→ STORED RECORDS:
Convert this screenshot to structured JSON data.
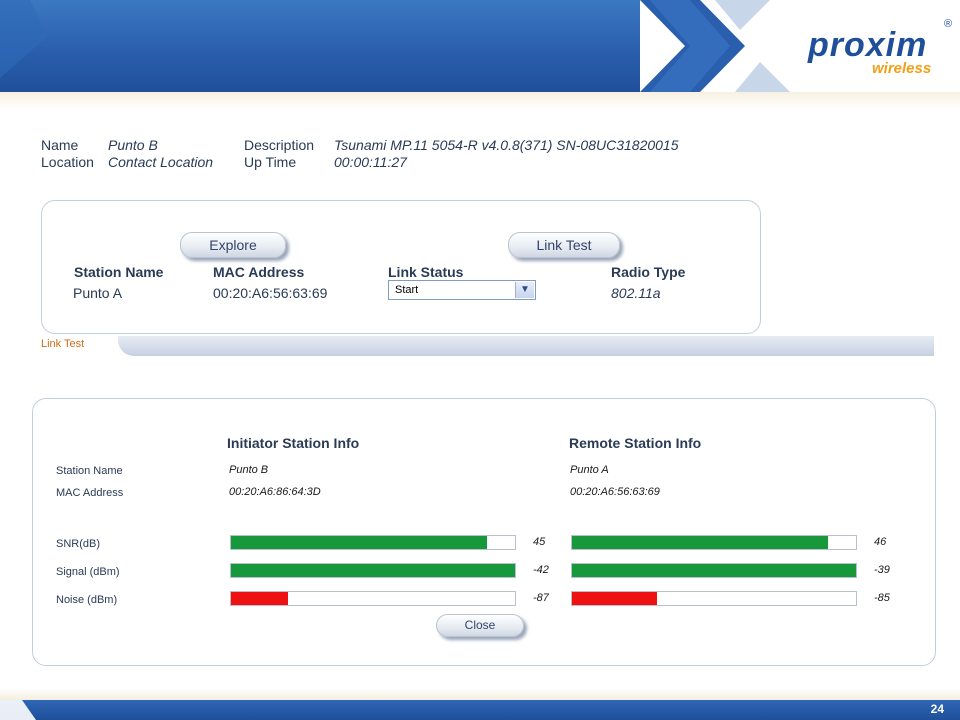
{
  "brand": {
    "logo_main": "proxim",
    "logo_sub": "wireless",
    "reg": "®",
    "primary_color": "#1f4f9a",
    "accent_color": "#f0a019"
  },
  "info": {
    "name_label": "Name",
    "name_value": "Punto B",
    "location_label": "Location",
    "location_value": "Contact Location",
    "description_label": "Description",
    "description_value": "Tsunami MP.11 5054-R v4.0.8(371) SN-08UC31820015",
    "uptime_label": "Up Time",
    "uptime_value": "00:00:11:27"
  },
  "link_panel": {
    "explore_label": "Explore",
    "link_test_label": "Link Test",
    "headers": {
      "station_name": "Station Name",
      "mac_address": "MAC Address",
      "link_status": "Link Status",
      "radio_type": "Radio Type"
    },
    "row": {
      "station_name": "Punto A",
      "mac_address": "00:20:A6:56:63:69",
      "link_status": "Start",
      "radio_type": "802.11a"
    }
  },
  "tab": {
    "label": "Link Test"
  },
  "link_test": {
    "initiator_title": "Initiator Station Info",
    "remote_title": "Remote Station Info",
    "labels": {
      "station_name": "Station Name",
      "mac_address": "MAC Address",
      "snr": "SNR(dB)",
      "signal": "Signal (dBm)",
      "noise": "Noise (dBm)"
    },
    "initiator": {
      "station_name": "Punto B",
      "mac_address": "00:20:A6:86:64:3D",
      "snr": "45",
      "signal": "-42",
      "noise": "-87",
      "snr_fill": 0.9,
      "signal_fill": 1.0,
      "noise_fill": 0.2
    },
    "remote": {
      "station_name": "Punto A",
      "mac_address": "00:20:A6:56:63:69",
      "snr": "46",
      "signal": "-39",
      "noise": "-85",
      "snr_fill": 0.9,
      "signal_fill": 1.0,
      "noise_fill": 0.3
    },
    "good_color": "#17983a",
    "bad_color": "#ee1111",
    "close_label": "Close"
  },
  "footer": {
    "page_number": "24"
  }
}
* * *
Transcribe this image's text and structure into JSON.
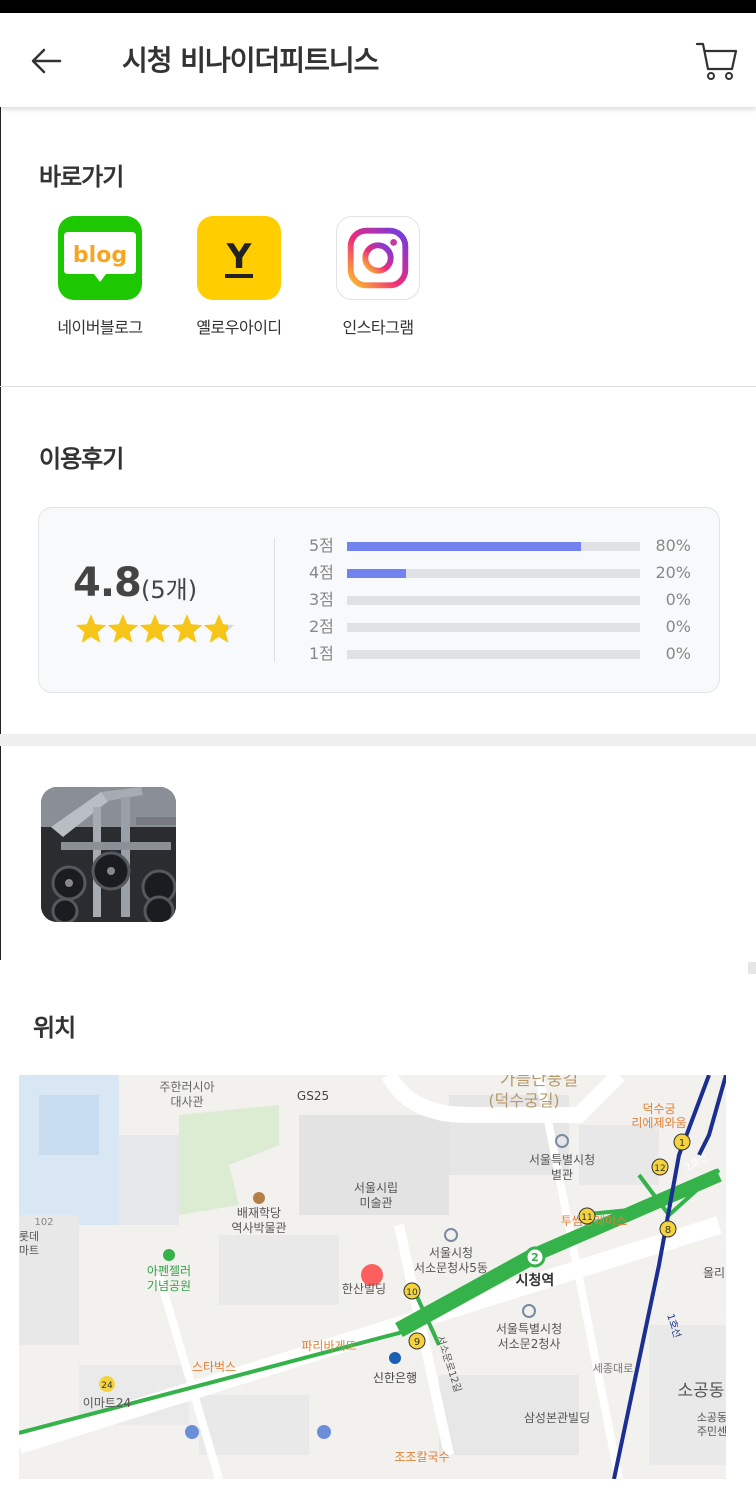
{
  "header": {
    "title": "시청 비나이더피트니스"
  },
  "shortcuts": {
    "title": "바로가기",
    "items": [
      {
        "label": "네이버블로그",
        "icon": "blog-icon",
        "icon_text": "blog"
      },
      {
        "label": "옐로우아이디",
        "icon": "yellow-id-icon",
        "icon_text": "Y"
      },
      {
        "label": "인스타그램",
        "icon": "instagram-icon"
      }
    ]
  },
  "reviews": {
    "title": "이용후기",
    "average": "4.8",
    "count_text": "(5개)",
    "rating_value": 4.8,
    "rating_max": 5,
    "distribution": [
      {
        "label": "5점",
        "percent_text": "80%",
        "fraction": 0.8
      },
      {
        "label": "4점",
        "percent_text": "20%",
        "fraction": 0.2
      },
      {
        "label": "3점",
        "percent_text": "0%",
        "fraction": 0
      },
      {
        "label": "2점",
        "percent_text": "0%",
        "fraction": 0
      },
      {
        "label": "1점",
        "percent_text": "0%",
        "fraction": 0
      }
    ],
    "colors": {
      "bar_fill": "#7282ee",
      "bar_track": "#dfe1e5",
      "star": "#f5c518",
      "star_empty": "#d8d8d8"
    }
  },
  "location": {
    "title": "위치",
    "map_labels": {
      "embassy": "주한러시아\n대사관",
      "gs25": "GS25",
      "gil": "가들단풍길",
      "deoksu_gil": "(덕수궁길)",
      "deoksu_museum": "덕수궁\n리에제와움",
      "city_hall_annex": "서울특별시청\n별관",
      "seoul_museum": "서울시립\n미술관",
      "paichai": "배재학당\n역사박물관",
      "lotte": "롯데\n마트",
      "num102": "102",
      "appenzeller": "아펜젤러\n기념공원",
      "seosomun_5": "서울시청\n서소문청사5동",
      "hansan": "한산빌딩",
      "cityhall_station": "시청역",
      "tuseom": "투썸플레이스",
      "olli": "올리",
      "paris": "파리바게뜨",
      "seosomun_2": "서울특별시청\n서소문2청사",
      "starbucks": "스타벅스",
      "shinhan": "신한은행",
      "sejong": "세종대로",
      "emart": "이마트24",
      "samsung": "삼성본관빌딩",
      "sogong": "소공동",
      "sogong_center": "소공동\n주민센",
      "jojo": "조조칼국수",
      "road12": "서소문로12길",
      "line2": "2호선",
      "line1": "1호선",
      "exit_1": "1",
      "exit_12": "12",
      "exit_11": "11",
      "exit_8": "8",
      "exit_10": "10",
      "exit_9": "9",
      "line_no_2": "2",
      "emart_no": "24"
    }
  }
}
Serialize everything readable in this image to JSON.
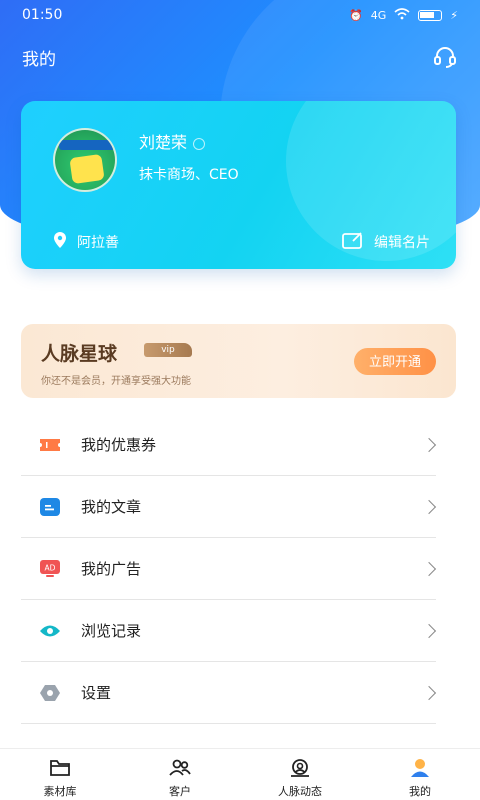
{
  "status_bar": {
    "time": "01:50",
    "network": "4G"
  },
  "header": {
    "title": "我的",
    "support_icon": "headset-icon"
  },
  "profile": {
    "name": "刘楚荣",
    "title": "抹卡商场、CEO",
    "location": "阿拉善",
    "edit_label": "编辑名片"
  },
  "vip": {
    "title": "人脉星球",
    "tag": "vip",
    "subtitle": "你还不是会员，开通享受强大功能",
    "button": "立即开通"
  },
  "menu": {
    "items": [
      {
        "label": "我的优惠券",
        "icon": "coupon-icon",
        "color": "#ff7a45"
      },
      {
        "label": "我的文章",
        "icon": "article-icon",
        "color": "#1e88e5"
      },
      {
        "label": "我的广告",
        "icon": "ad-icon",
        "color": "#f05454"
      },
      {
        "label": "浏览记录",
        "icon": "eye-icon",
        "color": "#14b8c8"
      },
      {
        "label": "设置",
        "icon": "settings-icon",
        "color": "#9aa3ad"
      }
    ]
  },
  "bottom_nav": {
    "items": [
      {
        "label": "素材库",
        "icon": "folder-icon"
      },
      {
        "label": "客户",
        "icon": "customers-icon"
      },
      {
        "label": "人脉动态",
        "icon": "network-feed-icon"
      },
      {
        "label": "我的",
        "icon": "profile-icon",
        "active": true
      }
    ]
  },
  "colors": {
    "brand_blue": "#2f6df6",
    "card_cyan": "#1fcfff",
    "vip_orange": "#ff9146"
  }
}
==
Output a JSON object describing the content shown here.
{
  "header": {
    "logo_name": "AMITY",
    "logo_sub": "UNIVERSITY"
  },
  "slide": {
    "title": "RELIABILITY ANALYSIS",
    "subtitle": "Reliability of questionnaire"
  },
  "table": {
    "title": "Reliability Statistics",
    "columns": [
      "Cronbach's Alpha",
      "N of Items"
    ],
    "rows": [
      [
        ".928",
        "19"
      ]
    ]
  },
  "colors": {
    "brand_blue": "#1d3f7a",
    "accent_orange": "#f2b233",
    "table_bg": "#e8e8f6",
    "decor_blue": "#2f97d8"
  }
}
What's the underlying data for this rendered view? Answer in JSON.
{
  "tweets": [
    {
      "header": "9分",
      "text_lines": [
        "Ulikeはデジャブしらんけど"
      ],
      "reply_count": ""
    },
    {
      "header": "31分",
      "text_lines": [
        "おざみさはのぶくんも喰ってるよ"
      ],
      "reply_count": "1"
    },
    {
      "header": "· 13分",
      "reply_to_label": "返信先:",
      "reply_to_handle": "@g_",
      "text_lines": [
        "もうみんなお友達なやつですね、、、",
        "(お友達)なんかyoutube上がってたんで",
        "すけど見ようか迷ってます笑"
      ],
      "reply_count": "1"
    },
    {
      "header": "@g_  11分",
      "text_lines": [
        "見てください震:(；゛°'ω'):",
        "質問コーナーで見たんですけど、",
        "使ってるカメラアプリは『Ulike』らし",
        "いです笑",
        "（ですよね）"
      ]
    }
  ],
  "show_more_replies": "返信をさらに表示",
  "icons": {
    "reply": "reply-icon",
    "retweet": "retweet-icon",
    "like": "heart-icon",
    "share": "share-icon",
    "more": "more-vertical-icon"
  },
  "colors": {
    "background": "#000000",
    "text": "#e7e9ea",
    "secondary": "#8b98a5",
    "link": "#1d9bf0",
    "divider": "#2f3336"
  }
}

→ TASK TO COMPLETE: Every line that holds the word "data" counts once; state the total number of such lines and nothing else.

→ FULL OUTPUT: 2